▸ GIVEN INSTRUCTION
Show each line that has the string "Microsoft" in it.

▸ DATA LISTING
=======
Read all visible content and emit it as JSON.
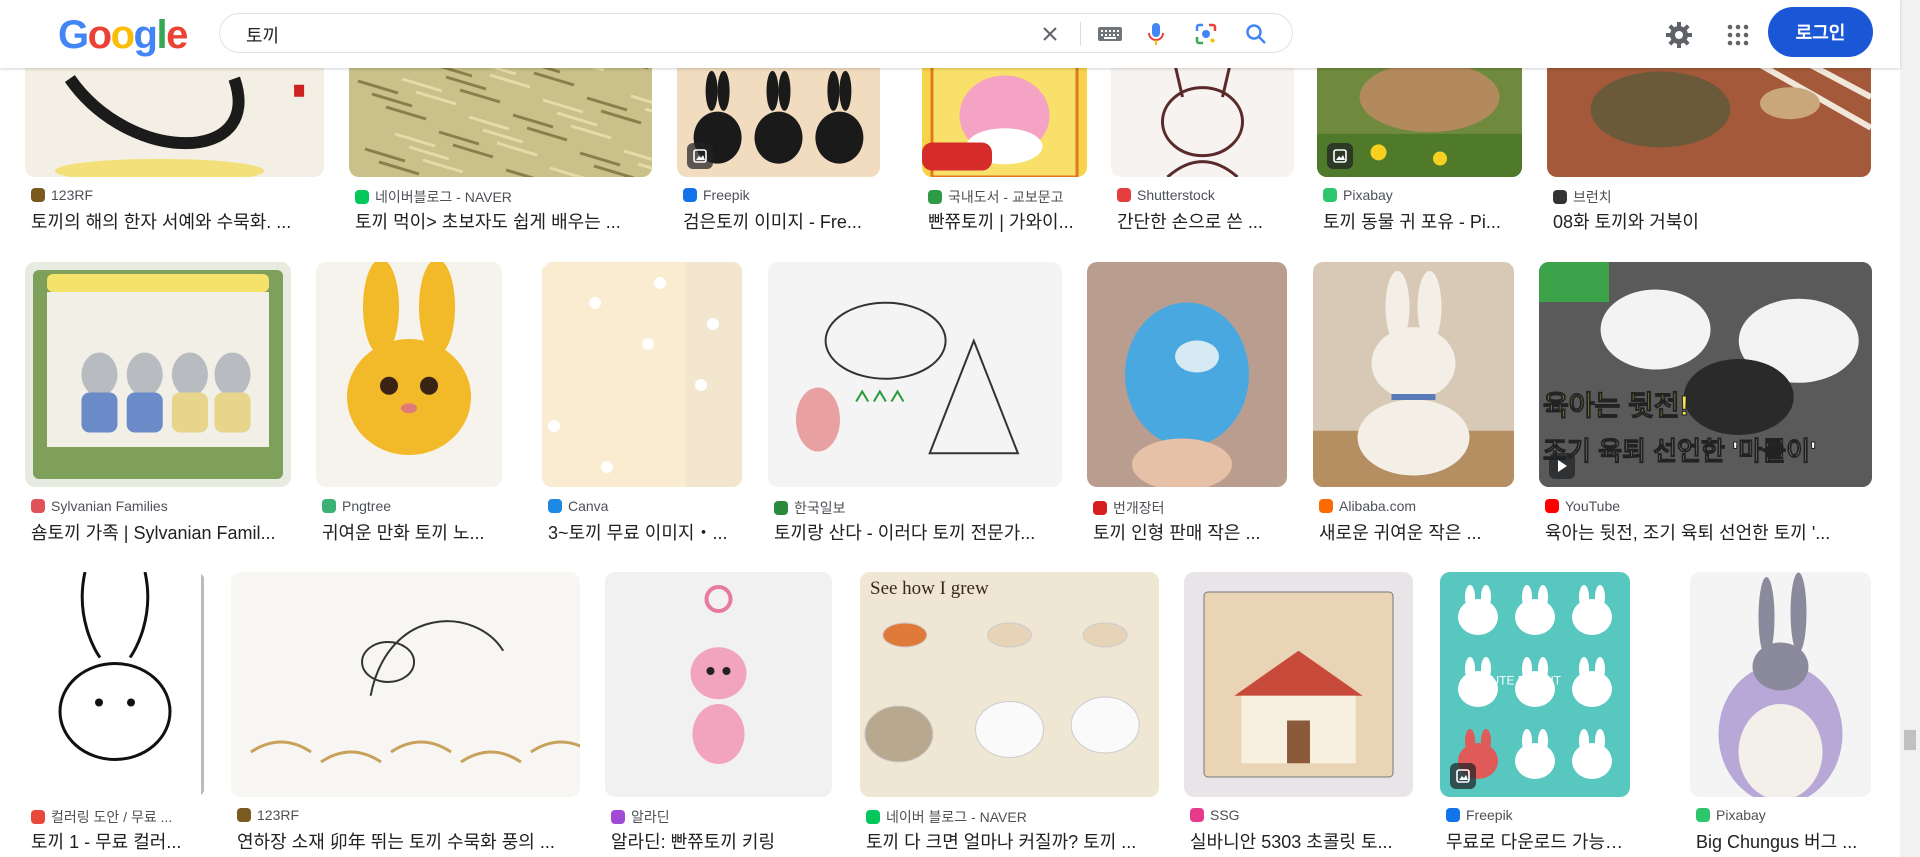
{
  "header": {
    "logo_letters": [
      {
        "ch": "G",
        "color": "#4285F4"
      },
      {
        "ch": "o",
        "color": "#EA4335"
      },
      {
        "ch": "o",
        "color": "#FBBC05"
      },
      {
        "ch": "g",
        "color": "#4285F4"
      },
      {
        "ch": "l",
        "color": "#34A853"
      },
      {
        "ch": "e",
        "color": "#EA4335"
      }
    ],
    "search_value": "토끼",
    "login_label": "로그인",
    "icons": [
      "close-icon",
      "keyboard-icon",
      "microphone-icon",
      "lens-icon",
      "search-icon",
      "gear-icon",
      "apps-icon"
    ]
  },
  "rows": [
    {
      "items": [
        {
          "source": "123RF",
          "title": "토끼의 해의 한자 서예와 수묵화. ...",
          "fav": "#7a5a1e",
          "bg": "#f3efe4",
          "fg": "#1b1b1b",
          "kind": "calligraphy"
        },
        {
          "source": "네이버블로그 - NAVER",
          "title": "토끼 먹이> 초보자도 쉽게 배우는 ...",
          "fav": "#03c75a",
          "bg": "#c9c08a",
          "fg": "#8a7f4a",
          "kind": "hay"
        },
        {
          "source": "Freepik",
          "title": "검은토끼 이미지 - Fre...",
          "fav": "#1273eb",
          "bg": "#f2dcc0",
          "fg": "#1a1a1a",
          "kind": "blackbunnies",
          "badge": true
        },
        {
          "source": "국내도서 - 교보문고",
          "title": "빤쮸토끼 | 가와이...",
          "fav": "#2e9b47",
          "bg": "#f7d34a",
          "fg": "#f4a3c4",
          "kind": "pinkbunny"
        },
        {
          "source": "Shutterstock",
          "title": "간단한 손으로 쓴 ...",
          "fav": "#e33d3d",
          "bg": "#f7f3f1",
          "fg": "#5a2a2a",
          "kind": "lineart"
        },
        {
          "source": "Pixabay",
          "title": "토끼 동물 귀 포유 - Pi...",
          "fav": "#2ec66d",
          "bg": "#6f8a3d",
          "fg": "#b38a5e",
          "kind": "realbunny",
          "badge": true
        },
        {
          "source": "브런치",
          "title": "08화 토끼와 거북이",
          "fav": "#333333",
          "bg": "#a45a3a",
          "fg": "#6b5a3a",
          "kind": "turtle"
        }
      ]
    },
    {
      "items": [
        {
          "source": "Sylvanian Families",
          "title": "숌토끼 가족 | Sylvanian Famil...",
          "fav": "#e0525a",
          "bg": "#e7ebe0",
          "fg": "#7ea05c",
          "kind": "toybox"
        },
        {
          "source": "Pngtree",
          "title": "귀여운 만화 토끼 노...",
          "fav": "#3bb273",
          "bg": "#f6f3ec",
          "fg": "#f2b928",
          "kind": "yellowbunny"
        },
        {
          "source": "Canva",
          "title": "3~토끼 무료 이미지・...",
          "fav": "#1e88e5",
          "bg": "#f8d58e",
          "fg": "#f9ecd0",
          "kind": "canva"
        },
        {
          "source": "한국일보",
          "title": "토끼랑 산다 - 이러다 토끼 전문가...",
          "fav": "#2b8a3e",
          "bg": "#f4f4f4",
          "fg": "#e8a0a0",
          "kind": "doodle"
        },
        {
          "source": "번개장터",
          "title": "토끼 인형 판매 작은 ...",
          "fav": "#d81e1e",
          "bg": "#b99e8f",
          "fg": "#4aa8e0",
          "kind": "bluedoll"
        },
        {
          "source": "Alibaba.com",
          "title": "새로운 귀여운 작은 ...",
          "fav": "#ff6a00",
          "bg": "#d8c9b6",
          "fg": "#f4efe6",
          "kind": "whiteplush"
        },
        {
          "source": "YouTube",
          "title": "육아는 뒷전, 조기 육퇴 선언한 토끼 '...",
          "fav": "#ff0000",
          "bg": "#6a6a6a",
          "fg": "#ffffff",
          "kind": "video",
          "badge": true,
          "caption": "육아는 뒷전!",
          "caption2": "조기 육퇴 선언한 '마를이'"
        }
      ]
    },
    {
      "items": [
        {
          "source": "컬러링 도안 / 무료 ...",
          "title": "토끼 1 - 무료 컬러...",
          "fav": "#e8483a",
          "bg": "#ffffff",
          "fg": "#111111",
          "kind": "coloring"
        },
        {
          "source": "123RF",
          "title": "연하장 소재 卯年 뛰는 토끼 수묵화 풍의 ...",
          "fav": "#7a5a1e",
          "bg": "#f7f6f3",
          "fg": "#c8a15a",
          "kind": "jumping"
        },
        {
          "source": "알라딘",
          "title": "알라딘: 빤쮸토끼 키링",
          "fav": "#a14ad6",
          "bg": "#f1f1f1",
          "fg": "#f2a4be",
          "kind": "keyring"
        },
        {
          "source": "네이버 블로그 - NAVER",
          "title": "토끼 다 크면 얼마나 커질까? 토끼 ...",
          "fav": "#03c75a",
          "bg": "#efe6d3",
          "fg": "#3a2a1a",
          "kind": "growth",
          "caption": "See how I grew"
        },
        {
          "source": "SSG",
          "title": "실바니안 5303 초콜릿 토...",
          "fav": "#e83a8a",
          "bg": "#e8e4e8",
          "fg": "#c84a3a",
          "kind": "house"
        },
        {
          "source": "Freepik",
          "title": "무료로 다운로드 가능한 ...",
          "fav": "#1273eb",
          "bg": "#57c7c0",
          "fg": "#ffffff",
          "kind": "cutebunnies",
          "badge": true,
          "caption": "CUTE RABBIT"
        },
        {
          "source": "Pixabay",
          "title": "Big Chungus 버그 ...",
          "fav": "#2ec66d",
          "bg": "#f4f4f4",
          "fg": "#8a8a9c",
          "kind": "chungus"
        }
      ]
    }
  ]
}
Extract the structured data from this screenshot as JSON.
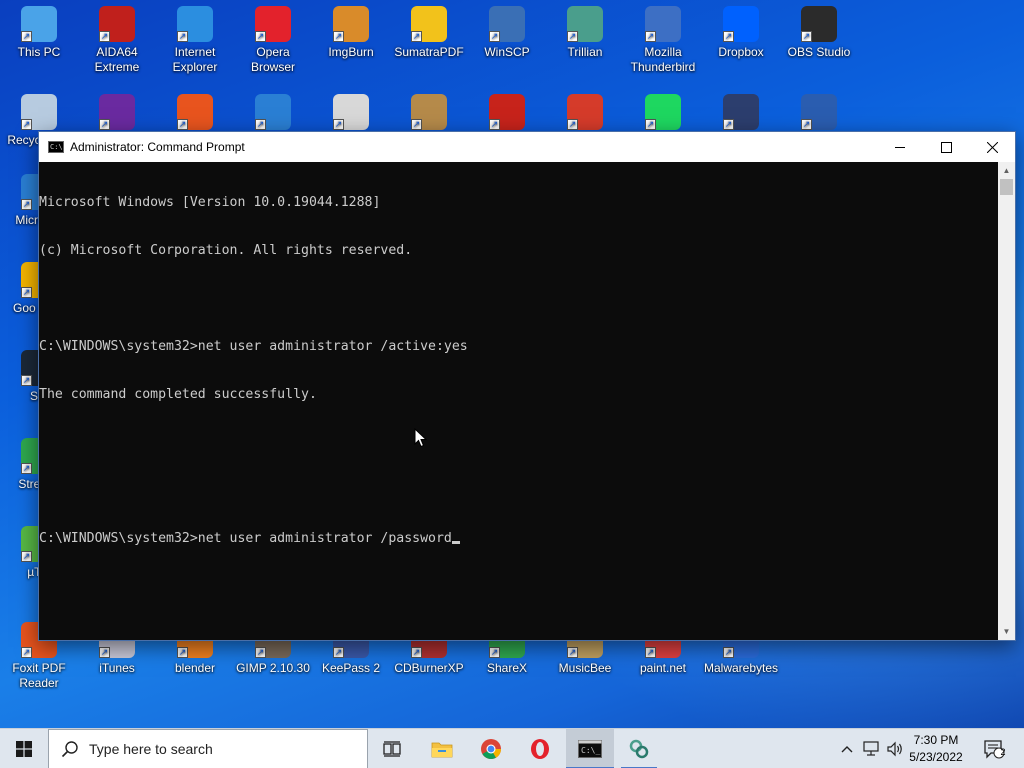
{
  "desktop": {
    "icons": [
      {
        "label": "This PC",
        "color": "#4aa3e8"
      },
      {
        "label": "AIDA64 Extreme",
        "color": "#c0201c"
      },
      {
        "label": "Internet Explorer",
        "color": "#2b8ee0"
      },
      {
        "label": "Opera Browser",
        "color": "#e3222c"
      },
      {
        "label": "ImgBurn",
        "color": "#d98b2a"
      },
      {
        "label": "SumatraPDF",
        "color": "#f2c21b"
      },
      {
        "label": "WinSCP",
        "color": "#3a6fb5"
      },
      {
        "label": "Trillian",
        "color": "#4a9e8c"
      },
      {
        "label": "Mozilla Thunderbird",
        "color": "#3d6fc4"
      },
      {
        "label": "Dropbox",
        "color": "#0061fe"
      },
      {
        "label": "OBS Studio",
        "color": "#2b2b2b"
      }
    ],
    "row2_icons": [
      {
        "label": "Recycle Bin",
        "color": "#b7cbe0"
      },
      {
        "label": "",
        "color": "#6a2aa0"
      },
      {
        "label": "",
        "color": "#e8541e"
      },
      {
        "label": "",
        "color": "#2a7fd4"
      },
      {
        "label": "",
        "color": "#d8d8d8"
      },
      {
        "label": "",
        "color": "#b58a4a"
      },
      {
        "label": "",
        "color": "#c7231b"
      },
      {
        "label": "",
        "color": "#d53b2a"
      },
      {
        "label": "",
        "color": "#1ed760"
      },
      {
        "label": "",
        "color": "#2c3e6e"
      },
      {
        "label": "",
        "color": "#2a5db0"
      }
    ],
    "left_partial_labels": [
      "Recyc",
      "Micro Ed",
      "Goo Chro",
      "Ste",
      "Strea O",
      "µTor"
    ],
    "bottom_icons": [
      {
        "label": "Foxit PDF Reader",
        "color": "#e8541e"
      },
      {
        "label": "iTunes",
        "color": "#c8c8d8"
      },
      {
        "label": "blender",
        "color": "#f08020"
      },
      {
        "label": "GIMP 2.10.30",
        "color": "#7a6a5a"
      },
      {
        "label": "KeePass 2",
        "color": "#3a58a8"
      },
      {
        "label": "CDBurnerXP",
        "color": "#b03030"
      },
      {
        "label": "ShareX",
        "color": "#2fa84f"
      },
      {
        "label": "MusicBee",
        "color": "#c0a060"
      },
      {
        "label": "paint.net",
        "color": "#e04040"
      },
      {
        "label": "Malwarebytes",
        "color": "#2a6ad8"
      }
    ]
  },
  "cmd": {
    "title": "Administrator: Command Prompt",
    "lines": [
      "Microsoft Windows [Version 10.0.19044.1288]",
      "(c) Microsoft Corporation. All rights reserved.",
      "",
      "C:\\WINDOWS\\system32>net user administrator /active:yes",
      "The command completed successfully.",
      "",
      "",
      "C:\\WINDOWS\\system32>net user administrator /password"
    ],
    "buttons": {
      "minimize": "—",
      "maximize": "☐",
      "close": "✕"
    }
  },
  "taskbar": {
    "search_placeholder": "Type here to search",
    "time": "7:30 PM",
    "date": "5/23/2022",
    "notification_count": "2"
  }
}
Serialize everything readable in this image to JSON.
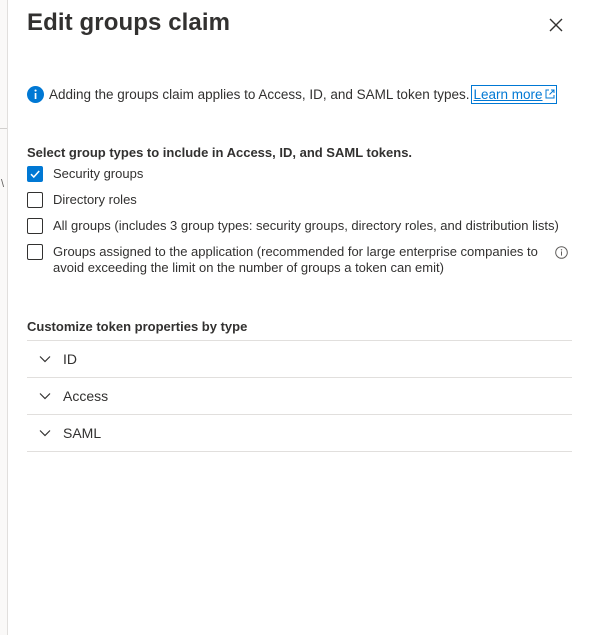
{
  "panel": {
    "title": "Edit groups claim"
  },
  "info": {
    "text": "Adding the groups claim applies to Access, ID, and SAML token types.",
    "link_label": "Learn more"
  },
  "group_types": {
    "heading": "Select group types to include in Access, ID, and SAML tokens.",
    "options": [
      {
        "label": "Security groups",
        "checked": true
      },
      {
        "label": "Directory roles",
        "checked": false
      },
      {
        "label": "All groups (includes 3 group types: security groups, directory roles, and distribution lists)",
        "checked": false
      },
      {
        "label": "Groups assigned to the application (recommended for large enterprise companies to avoid exceeding the limit on the number of groups a token can emit)",
        "checked": false
      }
    ]
  },
  "token_properties": {
    "heading": "Customize token properties by type",
    "sections": [
      {
        "label": "ID"
      },
      {
        "label": "Access"
      },
      {
        "label": "SAML"
      }
    ]
  },
  "colors": {
    "accent": "#0078d4",
    "text": "#323130",
    "border": "#e1dfdd"
  }
}
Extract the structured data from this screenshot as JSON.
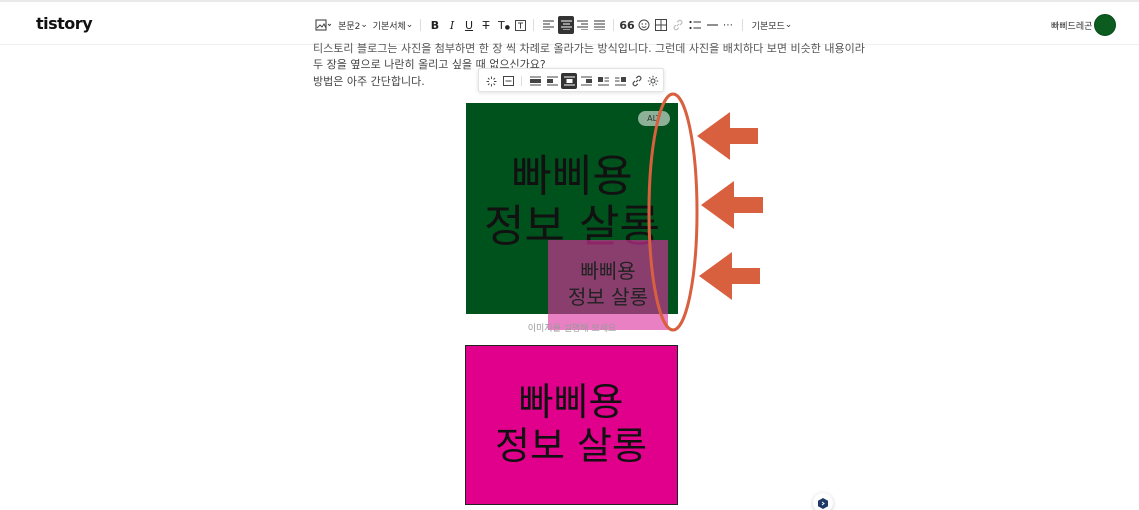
=======
▸ TASK RESULT
      "Microsoft Windows [Version 10.0.19044.1288]",
      "(c) Microsoft Corporation. All rights reserved.",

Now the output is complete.